• [Work instructions]
Return the complete listing that follows, with each line reproduced exactly.

Stored entries
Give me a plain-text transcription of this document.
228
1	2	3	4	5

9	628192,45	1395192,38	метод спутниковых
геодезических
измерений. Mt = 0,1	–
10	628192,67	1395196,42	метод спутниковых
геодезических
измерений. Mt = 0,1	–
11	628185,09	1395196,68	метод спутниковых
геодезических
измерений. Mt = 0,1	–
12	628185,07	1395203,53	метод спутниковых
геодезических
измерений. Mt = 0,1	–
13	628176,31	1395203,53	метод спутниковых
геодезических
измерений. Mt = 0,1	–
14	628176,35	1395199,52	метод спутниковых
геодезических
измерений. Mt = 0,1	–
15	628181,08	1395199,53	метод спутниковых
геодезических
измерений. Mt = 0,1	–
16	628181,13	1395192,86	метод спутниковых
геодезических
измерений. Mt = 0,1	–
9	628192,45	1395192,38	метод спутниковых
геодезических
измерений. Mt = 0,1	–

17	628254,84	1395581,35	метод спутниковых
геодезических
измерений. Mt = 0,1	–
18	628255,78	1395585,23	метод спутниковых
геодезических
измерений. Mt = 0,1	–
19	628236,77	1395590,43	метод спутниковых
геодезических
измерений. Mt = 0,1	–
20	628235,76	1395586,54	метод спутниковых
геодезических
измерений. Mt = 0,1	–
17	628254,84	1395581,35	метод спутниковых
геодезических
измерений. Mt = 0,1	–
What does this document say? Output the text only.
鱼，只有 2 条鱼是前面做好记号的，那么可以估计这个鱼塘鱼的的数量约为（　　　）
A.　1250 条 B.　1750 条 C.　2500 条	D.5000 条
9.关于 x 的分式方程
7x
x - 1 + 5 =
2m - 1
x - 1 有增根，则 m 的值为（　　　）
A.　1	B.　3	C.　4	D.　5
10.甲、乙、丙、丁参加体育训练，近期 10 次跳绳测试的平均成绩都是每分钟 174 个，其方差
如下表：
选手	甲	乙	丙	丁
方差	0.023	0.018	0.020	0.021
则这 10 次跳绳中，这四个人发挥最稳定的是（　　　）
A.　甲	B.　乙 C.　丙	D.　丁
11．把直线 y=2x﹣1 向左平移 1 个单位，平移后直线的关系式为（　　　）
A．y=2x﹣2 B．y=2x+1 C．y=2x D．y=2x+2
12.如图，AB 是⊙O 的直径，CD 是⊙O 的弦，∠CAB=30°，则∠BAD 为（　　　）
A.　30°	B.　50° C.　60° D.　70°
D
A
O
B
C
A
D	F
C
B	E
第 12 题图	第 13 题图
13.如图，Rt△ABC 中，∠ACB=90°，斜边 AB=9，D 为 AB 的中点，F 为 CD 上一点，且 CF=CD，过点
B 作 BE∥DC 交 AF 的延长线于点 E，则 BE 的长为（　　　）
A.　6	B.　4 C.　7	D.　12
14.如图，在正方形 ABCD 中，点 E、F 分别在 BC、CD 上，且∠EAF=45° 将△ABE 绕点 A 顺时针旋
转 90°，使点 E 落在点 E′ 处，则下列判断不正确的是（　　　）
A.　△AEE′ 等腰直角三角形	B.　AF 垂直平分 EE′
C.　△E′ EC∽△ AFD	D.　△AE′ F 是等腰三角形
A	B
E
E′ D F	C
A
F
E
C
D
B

• [Written response]
Give me a plain-text transcription of this document.
228
1	2	3	4	5

9	628192,45	1395192,38	метод спутниковых
геодезических
измерений. Mt = 0,1	–
10	628192,67	1395196,42	метод спутниковых
геодезических
измерений. Mt = 0,1	–
11	628185,09	1395196,68	метод спутниковых
геодезических
измерений. Mt = 0,1	–
12	628185,07	1395203,53	метод спутниковых
геодезических
измерений. Mt = 0,1	–
13	628176,31	1395203,53	метод спутниковых
геодезических
измерений. Mt = 0,1	–
14	628176,35	1395199,52	метод спутниковых
геодезических
измерений. Mt = 0,1	–
15	628181,08	1395199,53	метод спутниковых
геодезических
измерений. Mt = 0,1	–
16	628181,13	1395192,86	метод спутниковых
геодезических
измерений. Mt = 0,1	–
9	628192,45	1395192,38	метод спутниковых
геодезических
измерений. Mt = 0,1	–

17	628254,84	1395581,35	метод спутниковых
геодезических
измерений. Mt = 0,1	–
18	628255,78	1395585,23	метод спутниковых
геодезических
измерений. Mt = 0,1	–
19	628236,77	1395590,43	метод спутниковых
геодезических
измерений. Mt = 0,1	–
20	628235,76	1395586,54	метод спутниковых
геодезических
измерений. Mt = 0,1	–
17	628254,84	1395581,35	метод спутниковых
геодезических
измерений. Mt = 0,1	–
What does this document say? Output the text only.
鱼，只有 2 条鱼是前面做好记号的，那么可以估计这个鱼塘鱼的的数量约为（　　　）
A.　1250 条 B.　1750 条 C.　2500 条	D.5000 条
9.关于 x 的分式方程
7x
x - 1 + 5 =
2m - 1
x - 1 有增根，则 m 的值为（　　　）
A.　1	B.　3	C.　4	D.　5
10.甲、乙、丙、丁参加体育训练，近期 10 次跳绳测试的平均成绩都是每分钟 174 个，其方差
如下表：
选手	甲	乙	丙	丁
方差	0.023	0.018	0.020	0.021
则这 10 次跳绳中，这四个人发挥最稳定的是（　　　）
A.　甲	B.　乙 C.　丙	D.　丁
11．把直线 y=2x﹣1 向左平移 1 个单位，平移后直线的关系式为（　　　）
A．y=2x﹣2 B．y=2x+1 C．y=2x D．y=2x+2
12.如图，AB 是⊙O 的直径，CD 是⊙O 的弦，∠CAB=30°，则∠BAD 为（　　　）
A.　30°	B.　50° C.　60° D.　70°
D
A
O
B
C
A
D	F
C
B	E
第 12 题图	第 13 题图
13.如图，Rt△ABC 中，∠ACB=90°，斜边 AB=9，D 为 AB 的中点，F 为 CD 上一点，且 CF=CD，过点
B 作 BE∥DC 交 AF 的延长线于点 E，则 BE 的长为（　　　）
A.　6	B.　4 C.　7	D.　12
14.如图，在正方形 ABCD 中，点 E、F 分别在 BC、CD 上，且∠EAF=45° 将△ABE 绕点 A 顺时针旋
转 90°，使点 E 落在点 E′ 处，则下列判断不正确的是（　　　）
A.　△AEE′ 等腰直角三角形	B.　AF 垂直平分 EE′
C.　△E′ EC∽△ AFD	D.　△AE′ F 是等腰三角形
A	B
E
E′ D F	C
A
F
E
C
D
B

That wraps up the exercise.